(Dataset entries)
════
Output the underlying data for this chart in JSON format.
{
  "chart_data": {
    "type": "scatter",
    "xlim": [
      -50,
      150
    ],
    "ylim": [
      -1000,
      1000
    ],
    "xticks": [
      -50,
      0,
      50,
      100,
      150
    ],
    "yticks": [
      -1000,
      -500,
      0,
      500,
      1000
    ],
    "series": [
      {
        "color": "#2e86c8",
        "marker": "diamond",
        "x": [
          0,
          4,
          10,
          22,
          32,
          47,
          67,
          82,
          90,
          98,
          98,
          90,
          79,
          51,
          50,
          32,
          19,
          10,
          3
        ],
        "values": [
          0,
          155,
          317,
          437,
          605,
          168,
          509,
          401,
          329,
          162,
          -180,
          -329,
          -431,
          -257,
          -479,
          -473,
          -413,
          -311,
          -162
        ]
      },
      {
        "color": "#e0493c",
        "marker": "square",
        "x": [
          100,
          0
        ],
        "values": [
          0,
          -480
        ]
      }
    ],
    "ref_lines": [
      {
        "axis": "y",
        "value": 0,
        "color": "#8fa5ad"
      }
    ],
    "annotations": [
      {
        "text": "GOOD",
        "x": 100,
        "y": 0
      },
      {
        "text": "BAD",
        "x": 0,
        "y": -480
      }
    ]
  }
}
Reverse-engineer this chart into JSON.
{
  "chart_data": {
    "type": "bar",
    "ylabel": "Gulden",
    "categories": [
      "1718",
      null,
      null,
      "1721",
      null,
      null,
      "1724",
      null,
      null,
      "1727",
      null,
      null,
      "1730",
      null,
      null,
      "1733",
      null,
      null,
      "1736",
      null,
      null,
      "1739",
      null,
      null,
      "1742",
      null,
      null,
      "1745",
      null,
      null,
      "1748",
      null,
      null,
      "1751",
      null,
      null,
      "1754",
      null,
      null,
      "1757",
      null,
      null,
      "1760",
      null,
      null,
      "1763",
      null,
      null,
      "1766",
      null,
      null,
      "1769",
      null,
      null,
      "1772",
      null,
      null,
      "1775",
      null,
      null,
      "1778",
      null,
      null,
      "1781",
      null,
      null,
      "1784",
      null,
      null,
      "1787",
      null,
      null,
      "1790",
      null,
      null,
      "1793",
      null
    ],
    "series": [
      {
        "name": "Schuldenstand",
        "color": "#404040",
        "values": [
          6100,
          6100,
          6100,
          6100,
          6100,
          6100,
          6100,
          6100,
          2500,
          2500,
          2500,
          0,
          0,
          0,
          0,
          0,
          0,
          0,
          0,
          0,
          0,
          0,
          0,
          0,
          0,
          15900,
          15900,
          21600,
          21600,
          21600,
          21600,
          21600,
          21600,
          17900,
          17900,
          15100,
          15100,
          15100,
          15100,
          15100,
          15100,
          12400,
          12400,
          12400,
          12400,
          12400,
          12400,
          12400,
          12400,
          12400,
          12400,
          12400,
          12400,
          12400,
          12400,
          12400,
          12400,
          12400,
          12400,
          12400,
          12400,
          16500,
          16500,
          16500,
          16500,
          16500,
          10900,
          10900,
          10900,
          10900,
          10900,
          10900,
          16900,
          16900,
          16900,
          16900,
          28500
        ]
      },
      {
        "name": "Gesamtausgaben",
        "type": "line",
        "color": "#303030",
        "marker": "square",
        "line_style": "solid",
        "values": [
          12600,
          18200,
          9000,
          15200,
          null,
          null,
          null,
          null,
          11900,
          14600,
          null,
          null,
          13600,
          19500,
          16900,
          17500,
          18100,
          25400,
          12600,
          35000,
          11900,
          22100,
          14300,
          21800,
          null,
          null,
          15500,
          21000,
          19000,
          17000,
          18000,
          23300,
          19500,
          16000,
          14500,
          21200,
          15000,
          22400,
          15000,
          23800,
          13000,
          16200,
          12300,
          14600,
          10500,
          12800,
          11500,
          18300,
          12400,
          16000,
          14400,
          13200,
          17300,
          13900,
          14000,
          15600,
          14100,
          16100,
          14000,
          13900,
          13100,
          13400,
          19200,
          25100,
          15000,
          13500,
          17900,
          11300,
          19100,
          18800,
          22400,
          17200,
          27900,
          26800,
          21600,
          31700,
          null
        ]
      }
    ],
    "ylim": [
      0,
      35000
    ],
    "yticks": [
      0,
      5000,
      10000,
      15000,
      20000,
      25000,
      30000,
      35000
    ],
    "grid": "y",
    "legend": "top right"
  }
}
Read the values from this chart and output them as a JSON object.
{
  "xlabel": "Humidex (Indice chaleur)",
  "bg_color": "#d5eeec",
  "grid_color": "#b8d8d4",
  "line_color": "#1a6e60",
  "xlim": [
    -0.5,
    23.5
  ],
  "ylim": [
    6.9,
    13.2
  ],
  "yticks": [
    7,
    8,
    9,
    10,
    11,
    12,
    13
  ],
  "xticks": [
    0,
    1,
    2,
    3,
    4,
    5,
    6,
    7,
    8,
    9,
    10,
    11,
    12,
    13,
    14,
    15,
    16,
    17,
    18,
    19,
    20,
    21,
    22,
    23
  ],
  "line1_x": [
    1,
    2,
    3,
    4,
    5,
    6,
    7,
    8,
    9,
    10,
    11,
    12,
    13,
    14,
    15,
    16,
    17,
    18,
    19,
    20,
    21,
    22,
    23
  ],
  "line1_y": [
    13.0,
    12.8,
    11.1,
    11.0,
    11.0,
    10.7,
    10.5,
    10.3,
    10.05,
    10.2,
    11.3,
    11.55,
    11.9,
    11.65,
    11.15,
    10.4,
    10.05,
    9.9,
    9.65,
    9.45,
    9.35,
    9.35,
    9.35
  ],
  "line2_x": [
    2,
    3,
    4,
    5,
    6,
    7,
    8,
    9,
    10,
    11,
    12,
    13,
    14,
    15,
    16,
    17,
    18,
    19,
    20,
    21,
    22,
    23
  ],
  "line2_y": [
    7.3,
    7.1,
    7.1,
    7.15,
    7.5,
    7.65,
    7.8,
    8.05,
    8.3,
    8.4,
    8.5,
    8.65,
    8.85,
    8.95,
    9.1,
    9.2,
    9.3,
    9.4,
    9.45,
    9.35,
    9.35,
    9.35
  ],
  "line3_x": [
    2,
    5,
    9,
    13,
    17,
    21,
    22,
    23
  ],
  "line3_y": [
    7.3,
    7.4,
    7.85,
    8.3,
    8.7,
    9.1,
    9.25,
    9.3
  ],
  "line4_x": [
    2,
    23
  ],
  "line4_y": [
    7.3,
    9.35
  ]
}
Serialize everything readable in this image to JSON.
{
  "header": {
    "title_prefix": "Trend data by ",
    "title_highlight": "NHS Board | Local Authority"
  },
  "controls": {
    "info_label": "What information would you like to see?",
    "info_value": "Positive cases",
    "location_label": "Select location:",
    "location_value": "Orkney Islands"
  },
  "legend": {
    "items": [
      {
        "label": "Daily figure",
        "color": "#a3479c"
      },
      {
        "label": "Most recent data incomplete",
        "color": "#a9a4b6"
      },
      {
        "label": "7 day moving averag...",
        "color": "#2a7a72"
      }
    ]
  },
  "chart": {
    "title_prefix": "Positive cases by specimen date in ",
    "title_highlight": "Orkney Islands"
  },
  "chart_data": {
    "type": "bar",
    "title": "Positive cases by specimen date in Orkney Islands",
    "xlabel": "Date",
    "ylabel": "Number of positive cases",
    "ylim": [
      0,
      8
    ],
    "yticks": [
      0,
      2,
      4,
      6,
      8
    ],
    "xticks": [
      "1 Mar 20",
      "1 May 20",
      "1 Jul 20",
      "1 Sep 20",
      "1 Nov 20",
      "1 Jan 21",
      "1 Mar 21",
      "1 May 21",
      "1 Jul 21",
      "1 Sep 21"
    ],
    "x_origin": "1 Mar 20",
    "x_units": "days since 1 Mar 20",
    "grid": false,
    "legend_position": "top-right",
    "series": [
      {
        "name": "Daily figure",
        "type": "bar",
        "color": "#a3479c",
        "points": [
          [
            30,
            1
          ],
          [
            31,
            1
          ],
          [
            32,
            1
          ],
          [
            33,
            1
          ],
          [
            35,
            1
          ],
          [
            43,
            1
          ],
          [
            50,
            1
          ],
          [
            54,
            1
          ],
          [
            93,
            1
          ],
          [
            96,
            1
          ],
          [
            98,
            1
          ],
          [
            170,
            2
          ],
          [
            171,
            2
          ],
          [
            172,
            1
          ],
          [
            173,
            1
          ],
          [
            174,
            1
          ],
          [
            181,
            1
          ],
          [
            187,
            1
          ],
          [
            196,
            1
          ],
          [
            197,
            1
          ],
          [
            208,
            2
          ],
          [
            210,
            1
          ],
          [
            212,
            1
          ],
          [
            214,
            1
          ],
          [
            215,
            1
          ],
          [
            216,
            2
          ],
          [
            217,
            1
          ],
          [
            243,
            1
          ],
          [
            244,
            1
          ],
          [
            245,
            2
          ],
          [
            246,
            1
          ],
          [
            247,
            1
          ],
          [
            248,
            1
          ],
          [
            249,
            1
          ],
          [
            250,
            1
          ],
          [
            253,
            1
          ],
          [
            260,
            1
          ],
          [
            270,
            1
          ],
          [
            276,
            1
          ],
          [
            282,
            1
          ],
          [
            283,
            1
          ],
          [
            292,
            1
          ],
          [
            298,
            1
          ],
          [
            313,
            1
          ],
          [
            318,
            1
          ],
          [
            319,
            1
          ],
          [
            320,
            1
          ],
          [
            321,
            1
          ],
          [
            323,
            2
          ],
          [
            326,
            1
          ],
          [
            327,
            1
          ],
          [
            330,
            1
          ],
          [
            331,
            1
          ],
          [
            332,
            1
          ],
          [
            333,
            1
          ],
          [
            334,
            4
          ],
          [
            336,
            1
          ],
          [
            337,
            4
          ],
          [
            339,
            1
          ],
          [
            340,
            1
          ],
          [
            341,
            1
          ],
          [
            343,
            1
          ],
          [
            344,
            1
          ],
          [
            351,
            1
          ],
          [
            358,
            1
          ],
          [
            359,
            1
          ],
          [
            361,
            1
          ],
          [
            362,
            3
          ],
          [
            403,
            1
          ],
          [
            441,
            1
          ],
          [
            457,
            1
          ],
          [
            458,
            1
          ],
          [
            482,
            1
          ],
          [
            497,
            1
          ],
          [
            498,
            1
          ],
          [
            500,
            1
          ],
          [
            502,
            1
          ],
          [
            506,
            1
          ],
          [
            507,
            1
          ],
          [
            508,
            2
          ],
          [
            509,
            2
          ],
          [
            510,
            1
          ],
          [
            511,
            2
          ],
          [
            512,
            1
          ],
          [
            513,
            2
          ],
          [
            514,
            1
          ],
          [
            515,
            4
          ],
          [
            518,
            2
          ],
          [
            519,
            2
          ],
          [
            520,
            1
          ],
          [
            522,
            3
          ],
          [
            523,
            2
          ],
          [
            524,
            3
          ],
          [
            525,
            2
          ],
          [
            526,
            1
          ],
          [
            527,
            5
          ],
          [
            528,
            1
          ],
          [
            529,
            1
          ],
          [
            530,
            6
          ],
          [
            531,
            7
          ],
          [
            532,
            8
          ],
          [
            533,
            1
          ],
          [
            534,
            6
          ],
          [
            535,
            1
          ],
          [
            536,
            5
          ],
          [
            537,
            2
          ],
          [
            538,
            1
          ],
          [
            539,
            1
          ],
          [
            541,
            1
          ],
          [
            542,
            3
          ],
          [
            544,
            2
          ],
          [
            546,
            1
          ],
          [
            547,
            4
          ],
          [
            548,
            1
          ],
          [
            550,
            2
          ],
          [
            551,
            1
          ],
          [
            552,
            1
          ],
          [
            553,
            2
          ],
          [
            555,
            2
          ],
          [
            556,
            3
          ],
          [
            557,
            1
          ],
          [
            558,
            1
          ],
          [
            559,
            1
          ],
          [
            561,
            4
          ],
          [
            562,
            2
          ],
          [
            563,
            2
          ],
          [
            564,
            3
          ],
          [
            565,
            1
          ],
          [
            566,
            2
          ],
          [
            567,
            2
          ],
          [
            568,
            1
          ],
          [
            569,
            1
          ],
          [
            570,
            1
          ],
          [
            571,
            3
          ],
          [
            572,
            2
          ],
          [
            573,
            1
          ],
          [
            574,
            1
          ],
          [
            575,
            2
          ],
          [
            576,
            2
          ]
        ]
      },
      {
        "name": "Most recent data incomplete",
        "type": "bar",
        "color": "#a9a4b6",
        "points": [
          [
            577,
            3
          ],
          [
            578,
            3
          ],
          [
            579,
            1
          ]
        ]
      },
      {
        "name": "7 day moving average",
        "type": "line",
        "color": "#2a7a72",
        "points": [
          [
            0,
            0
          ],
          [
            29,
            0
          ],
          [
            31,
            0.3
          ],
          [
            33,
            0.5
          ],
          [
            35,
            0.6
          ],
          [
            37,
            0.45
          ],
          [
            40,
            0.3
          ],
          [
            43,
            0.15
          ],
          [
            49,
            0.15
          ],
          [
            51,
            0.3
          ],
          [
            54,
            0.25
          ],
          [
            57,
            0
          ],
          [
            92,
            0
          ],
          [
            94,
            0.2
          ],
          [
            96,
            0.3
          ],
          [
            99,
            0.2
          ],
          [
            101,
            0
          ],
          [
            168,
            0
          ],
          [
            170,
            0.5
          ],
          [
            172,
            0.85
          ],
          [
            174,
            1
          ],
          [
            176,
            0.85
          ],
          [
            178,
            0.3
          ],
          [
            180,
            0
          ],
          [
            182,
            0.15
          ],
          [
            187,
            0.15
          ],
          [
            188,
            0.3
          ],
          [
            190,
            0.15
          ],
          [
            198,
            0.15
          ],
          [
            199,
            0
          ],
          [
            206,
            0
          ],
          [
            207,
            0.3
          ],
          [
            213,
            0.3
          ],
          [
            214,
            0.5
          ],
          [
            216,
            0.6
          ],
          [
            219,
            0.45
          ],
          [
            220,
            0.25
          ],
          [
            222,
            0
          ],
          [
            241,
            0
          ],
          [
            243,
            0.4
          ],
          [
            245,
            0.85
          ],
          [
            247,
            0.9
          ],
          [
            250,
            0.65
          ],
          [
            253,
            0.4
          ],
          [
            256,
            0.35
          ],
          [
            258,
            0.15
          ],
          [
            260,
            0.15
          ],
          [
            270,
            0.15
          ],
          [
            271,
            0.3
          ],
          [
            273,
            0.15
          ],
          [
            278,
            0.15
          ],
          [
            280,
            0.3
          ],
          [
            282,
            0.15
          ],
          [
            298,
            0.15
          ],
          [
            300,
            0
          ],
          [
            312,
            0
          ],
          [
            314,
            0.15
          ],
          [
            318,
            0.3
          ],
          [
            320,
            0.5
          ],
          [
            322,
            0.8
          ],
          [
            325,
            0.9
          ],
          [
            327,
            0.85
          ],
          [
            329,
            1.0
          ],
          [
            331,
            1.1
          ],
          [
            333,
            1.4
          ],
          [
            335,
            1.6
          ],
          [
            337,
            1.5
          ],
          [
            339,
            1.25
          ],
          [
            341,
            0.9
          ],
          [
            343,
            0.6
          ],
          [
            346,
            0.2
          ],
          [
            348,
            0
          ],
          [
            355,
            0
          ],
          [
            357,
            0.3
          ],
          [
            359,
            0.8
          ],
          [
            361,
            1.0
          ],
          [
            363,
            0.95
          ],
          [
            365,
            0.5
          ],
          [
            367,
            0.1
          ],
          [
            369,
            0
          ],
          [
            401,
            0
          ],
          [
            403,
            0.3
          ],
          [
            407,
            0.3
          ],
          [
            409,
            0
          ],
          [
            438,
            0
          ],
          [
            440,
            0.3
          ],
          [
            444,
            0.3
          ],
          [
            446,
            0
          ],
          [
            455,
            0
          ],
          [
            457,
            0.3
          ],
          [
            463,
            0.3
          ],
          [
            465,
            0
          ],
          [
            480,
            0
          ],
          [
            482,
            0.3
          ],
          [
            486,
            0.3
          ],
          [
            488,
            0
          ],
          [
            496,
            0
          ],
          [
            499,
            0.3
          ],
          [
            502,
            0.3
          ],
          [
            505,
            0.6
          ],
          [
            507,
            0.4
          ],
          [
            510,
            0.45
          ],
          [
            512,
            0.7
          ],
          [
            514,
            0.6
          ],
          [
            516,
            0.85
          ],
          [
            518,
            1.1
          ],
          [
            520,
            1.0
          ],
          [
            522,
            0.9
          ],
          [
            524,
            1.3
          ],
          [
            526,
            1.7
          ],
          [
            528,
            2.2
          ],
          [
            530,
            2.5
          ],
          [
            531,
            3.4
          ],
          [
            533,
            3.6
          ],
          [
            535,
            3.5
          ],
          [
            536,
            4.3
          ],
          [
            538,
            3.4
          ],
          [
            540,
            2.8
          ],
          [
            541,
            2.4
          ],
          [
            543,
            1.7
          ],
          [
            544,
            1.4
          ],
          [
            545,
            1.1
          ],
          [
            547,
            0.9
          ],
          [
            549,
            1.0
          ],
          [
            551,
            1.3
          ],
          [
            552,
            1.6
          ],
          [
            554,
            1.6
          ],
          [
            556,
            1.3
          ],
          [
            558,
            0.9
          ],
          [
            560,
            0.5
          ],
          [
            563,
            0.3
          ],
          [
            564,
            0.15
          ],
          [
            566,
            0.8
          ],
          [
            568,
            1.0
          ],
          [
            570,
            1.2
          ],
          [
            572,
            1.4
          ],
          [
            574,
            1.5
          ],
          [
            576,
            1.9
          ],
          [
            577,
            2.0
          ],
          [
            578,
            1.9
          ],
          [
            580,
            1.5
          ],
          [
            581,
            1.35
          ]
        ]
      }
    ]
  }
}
════
● Brief
Collect each line of the entries that has the word "figure", copying it in full.

● Reply
        "label": "Daily figure",
        "name": "Daily figure",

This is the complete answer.